-- START Data supplied --

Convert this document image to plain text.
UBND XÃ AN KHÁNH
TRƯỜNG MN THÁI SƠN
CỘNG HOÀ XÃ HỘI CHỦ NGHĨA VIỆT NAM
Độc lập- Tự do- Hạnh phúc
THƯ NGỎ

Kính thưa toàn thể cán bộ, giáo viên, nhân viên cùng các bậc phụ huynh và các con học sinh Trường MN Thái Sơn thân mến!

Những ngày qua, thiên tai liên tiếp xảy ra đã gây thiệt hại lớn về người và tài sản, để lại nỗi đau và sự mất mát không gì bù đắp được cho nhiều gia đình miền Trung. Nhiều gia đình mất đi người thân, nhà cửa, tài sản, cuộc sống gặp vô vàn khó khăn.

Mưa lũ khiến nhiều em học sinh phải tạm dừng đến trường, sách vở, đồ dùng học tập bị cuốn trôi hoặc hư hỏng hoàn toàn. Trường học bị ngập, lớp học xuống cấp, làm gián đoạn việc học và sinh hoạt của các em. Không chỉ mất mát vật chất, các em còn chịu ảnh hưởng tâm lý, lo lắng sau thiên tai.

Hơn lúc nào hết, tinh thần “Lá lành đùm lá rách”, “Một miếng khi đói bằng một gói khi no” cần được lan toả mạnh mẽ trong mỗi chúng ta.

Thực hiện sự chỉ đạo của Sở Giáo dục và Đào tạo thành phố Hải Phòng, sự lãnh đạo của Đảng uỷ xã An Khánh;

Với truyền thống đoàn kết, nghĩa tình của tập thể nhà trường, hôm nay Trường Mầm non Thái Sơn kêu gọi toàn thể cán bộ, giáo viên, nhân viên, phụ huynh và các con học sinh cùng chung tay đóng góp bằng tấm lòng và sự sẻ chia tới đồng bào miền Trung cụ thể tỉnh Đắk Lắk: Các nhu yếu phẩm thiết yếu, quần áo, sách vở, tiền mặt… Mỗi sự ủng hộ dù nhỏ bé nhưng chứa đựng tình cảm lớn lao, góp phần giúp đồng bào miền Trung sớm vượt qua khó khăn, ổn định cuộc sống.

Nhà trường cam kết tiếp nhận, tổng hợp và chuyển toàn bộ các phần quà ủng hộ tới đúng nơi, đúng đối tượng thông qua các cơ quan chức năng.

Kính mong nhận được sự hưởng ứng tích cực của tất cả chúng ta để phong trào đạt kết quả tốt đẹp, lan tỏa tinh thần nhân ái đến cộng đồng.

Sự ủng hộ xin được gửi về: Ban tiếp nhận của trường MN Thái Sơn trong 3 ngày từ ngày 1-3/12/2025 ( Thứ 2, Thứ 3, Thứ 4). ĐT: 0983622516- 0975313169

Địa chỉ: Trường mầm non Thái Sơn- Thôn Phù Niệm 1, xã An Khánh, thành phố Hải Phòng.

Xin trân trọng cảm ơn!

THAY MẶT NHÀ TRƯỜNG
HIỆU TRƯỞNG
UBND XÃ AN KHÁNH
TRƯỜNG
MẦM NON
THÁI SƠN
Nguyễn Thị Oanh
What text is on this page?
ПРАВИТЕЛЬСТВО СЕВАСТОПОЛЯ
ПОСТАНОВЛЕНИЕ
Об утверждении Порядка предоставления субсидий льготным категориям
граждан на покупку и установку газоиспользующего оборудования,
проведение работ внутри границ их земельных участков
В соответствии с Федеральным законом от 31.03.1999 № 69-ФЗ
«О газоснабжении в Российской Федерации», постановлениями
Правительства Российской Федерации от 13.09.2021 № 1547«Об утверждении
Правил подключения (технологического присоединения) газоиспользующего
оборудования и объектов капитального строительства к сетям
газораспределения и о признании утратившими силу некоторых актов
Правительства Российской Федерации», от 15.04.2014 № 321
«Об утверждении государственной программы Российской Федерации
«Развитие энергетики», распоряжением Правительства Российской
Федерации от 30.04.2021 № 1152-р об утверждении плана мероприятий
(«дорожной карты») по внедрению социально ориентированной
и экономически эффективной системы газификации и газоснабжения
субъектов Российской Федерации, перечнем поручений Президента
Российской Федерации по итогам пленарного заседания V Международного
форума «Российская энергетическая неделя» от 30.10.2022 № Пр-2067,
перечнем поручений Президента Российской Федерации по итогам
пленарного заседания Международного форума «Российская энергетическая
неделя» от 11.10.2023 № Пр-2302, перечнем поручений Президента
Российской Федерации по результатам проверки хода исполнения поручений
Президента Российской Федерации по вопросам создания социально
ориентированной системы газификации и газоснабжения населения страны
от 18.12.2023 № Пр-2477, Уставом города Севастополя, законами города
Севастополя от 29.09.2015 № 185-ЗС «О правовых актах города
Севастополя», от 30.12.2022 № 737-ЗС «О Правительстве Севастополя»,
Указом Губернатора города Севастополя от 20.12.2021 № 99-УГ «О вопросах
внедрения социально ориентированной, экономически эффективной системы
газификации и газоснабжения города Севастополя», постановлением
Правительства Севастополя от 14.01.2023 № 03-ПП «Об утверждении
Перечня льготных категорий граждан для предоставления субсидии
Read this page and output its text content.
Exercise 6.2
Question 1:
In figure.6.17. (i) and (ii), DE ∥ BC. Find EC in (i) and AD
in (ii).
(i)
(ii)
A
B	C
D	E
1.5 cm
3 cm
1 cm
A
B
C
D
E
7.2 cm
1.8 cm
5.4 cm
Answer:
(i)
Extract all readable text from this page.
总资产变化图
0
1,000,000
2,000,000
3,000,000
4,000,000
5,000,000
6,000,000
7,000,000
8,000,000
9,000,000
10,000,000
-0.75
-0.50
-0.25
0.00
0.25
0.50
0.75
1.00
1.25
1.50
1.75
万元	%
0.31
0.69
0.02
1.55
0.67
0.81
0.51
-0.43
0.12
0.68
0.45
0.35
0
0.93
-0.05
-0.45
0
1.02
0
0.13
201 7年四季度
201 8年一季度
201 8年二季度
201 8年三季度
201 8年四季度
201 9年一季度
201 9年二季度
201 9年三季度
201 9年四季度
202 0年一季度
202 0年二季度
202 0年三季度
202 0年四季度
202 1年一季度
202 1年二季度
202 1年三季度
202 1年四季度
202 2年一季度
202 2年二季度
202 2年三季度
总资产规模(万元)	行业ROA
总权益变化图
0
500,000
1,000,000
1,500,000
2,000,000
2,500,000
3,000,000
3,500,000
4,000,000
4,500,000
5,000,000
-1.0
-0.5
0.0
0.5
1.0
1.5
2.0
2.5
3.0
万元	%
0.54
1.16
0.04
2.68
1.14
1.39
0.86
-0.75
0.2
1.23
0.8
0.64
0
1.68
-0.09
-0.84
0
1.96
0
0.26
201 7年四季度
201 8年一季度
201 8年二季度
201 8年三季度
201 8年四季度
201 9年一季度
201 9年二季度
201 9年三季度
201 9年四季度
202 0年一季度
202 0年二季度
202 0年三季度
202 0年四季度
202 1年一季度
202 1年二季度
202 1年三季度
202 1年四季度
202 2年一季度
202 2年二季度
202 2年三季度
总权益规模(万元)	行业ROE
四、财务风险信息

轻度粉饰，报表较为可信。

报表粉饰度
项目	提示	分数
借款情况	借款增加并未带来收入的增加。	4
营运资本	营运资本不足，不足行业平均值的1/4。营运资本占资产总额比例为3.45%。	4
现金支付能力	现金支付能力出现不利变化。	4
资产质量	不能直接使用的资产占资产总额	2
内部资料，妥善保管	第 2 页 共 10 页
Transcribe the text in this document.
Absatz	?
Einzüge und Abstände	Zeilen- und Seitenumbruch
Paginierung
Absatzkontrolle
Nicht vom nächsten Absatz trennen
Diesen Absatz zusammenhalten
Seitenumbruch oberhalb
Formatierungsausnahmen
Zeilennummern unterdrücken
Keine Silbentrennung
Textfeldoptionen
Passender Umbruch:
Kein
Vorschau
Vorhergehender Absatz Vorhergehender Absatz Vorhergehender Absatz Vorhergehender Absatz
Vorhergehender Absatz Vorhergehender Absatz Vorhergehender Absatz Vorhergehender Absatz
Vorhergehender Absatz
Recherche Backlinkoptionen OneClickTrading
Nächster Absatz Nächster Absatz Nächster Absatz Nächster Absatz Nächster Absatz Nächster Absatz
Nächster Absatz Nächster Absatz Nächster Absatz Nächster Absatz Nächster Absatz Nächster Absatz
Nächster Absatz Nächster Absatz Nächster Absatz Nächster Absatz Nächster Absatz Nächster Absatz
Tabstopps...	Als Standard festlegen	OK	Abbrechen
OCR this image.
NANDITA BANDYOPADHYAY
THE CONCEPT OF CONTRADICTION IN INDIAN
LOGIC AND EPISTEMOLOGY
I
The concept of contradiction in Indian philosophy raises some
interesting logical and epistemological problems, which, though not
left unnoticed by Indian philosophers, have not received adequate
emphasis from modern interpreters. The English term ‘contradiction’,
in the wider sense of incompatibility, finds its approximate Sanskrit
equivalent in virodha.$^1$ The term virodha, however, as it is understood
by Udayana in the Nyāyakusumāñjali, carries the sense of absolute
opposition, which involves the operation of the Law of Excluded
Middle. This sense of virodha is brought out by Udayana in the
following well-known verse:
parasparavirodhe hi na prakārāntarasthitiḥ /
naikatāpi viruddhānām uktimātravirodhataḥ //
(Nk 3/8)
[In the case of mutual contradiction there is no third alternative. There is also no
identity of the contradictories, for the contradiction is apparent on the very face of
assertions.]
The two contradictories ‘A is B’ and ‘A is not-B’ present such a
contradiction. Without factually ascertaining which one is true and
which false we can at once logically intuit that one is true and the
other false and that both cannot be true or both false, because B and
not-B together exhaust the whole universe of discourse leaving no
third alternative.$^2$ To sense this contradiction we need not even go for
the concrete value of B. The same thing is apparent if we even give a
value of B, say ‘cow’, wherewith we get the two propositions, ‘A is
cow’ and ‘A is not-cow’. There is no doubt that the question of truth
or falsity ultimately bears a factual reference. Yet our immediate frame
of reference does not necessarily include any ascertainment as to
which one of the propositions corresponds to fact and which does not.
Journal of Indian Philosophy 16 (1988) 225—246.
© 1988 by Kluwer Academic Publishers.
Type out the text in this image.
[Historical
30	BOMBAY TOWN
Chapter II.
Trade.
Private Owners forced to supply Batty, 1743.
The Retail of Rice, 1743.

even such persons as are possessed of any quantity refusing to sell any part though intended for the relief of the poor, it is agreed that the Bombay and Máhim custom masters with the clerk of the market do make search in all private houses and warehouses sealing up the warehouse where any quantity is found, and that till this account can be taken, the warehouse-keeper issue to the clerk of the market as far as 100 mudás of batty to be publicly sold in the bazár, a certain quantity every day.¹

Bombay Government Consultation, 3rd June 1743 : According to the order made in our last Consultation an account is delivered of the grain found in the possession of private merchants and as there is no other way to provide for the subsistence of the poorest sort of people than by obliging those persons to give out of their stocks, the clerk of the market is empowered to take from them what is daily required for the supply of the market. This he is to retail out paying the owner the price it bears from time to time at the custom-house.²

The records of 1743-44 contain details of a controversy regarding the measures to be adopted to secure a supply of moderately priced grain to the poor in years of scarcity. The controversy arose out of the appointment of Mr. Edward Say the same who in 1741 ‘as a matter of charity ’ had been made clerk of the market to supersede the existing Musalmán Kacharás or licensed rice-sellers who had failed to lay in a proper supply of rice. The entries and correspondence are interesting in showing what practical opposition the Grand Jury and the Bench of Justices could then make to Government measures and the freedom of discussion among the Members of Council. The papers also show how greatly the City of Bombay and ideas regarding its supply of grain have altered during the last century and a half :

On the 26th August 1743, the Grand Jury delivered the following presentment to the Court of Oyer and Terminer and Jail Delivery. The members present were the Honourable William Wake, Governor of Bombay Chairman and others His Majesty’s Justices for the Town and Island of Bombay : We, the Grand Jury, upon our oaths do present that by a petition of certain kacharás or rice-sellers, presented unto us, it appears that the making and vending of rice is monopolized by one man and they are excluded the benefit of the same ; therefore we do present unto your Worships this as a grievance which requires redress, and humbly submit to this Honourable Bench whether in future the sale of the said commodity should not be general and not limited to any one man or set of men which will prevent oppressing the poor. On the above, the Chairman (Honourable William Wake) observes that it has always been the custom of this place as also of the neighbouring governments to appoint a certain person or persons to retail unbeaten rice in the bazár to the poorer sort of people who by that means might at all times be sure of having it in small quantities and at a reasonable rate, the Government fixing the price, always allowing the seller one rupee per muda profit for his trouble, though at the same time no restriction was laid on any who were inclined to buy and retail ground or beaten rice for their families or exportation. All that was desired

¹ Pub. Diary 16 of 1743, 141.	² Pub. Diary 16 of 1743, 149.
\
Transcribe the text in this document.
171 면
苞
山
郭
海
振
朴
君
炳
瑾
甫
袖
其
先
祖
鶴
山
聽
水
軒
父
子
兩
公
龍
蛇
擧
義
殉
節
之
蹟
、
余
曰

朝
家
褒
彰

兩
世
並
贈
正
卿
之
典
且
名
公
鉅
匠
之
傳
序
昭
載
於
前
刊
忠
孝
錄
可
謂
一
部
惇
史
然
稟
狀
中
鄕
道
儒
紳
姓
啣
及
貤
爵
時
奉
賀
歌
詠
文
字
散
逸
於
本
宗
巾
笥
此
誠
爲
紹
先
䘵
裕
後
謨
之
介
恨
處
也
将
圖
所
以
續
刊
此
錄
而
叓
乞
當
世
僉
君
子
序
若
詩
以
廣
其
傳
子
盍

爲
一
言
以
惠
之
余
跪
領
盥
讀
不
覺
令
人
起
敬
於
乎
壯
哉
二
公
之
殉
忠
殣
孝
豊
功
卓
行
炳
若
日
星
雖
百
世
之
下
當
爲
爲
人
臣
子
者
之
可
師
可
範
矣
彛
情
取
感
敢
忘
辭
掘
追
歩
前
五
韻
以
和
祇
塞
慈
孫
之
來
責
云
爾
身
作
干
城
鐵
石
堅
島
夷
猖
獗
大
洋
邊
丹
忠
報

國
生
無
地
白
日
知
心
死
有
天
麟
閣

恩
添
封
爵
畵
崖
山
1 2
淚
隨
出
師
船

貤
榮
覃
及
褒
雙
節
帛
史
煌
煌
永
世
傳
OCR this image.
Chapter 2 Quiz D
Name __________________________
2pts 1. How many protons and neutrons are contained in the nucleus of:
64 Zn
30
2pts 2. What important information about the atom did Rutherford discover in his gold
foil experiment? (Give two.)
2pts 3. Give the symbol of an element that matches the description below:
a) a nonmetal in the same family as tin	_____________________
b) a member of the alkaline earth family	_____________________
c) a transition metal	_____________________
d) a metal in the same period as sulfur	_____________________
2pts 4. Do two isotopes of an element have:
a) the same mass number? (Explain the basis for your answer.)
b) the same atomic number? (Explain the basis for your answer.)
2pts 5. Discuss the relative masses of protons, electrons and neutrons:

-- END Data supplied --

Identify lines with the string "apparent". Copy each one.

identity of the contradictories, for the contradiction is apparent on the very face of
the concrete value of B. The same thing is apparent if we even give a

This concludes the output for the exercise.